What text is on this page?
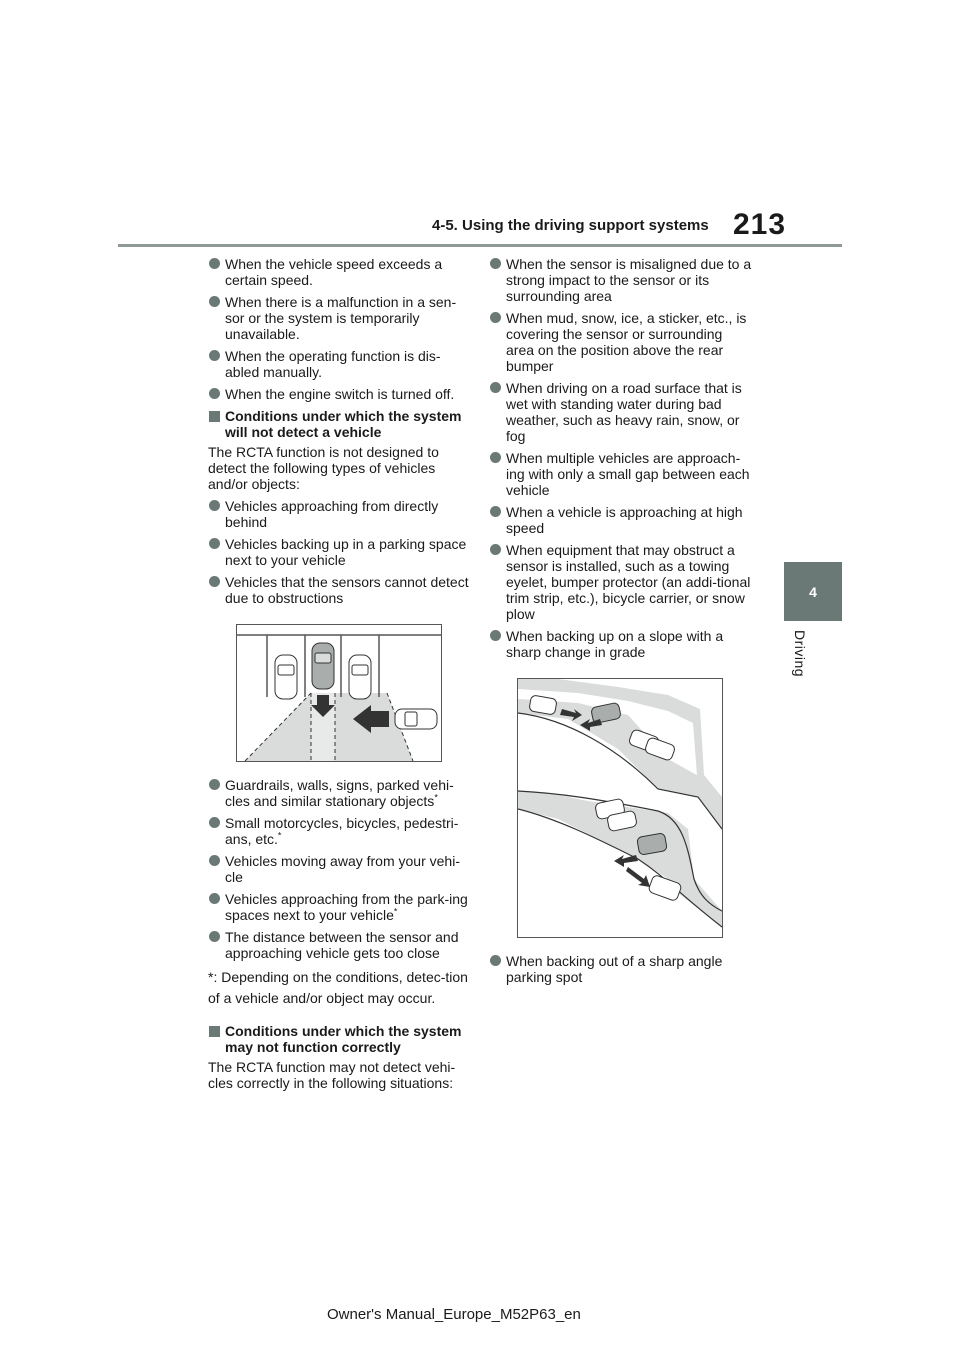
4-5. Using the driving support systems 213
4
Driving
When the vehicle speed exceeds a certain speed.
When there is a malfunction in a sen-sor or the system is temporarily unavailable.
When the operating function is dis-abled manually.
When the engine switch is turned off.
Conditions under which the system will not detect a vehicle
The RCTA function is not designed to detect the following types of vehicles and/or objects:
Vehicles approaching from directly behind
Vehicles backing up in a parking space next to your vehicle
Vehicles that the sensors cannot detect due to obstructions
Guardrails, walls, signs, parked vehi-cles and similar stationary objects*
Small motorcycles, bicycles, pedestri-ans, etc.*
Vehicles moving away from your vehi-cle
Vehicles approaching from the park-ing spaces next to your vehicle*
The distance between the sensor and approaching vehicle gets too close
*: Depending on the conditions, detec-tion of a vehicle and/or object may occur.
Conditions under which the system may not function correctly
The RCTA function may not detect vehi-cles correctly in the following situations:
When the sensor is misaligned due to a strong impact to the sensor or its surrounding area
When mud, snow, ice, a sticker, etc., is covering the sensor or surrounding area on the position above the rear bumper
When driving on a road surface that is wet with standing water during bad weather, such as heavy rain, snow, or fog
When multiple vehicles are approach-ing with only a small gap between each vehicle
When a vehicle is approaching at high speed
When equipment that may obstruct a sensor is installed, such as a towing eyelet, bumper protector (an addi-tional trim strip, etc.), bicycle carrier, or snow plow
When backing up on a slope with a sharp change in grade
When backing out of a sharp angle parking spot
Owner's Manual_Europe_M52P63_en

□ □ □

TO BE DONE: From the entries, copy out each line containing the word "your".

SOLUTION TO THE PROBLEM:
Vehicles backing up in a parking space next to your vehicle
Vehicles moving away from your vehi-cle
Vehicles approaching from the park-ing spaces next to your vehicle*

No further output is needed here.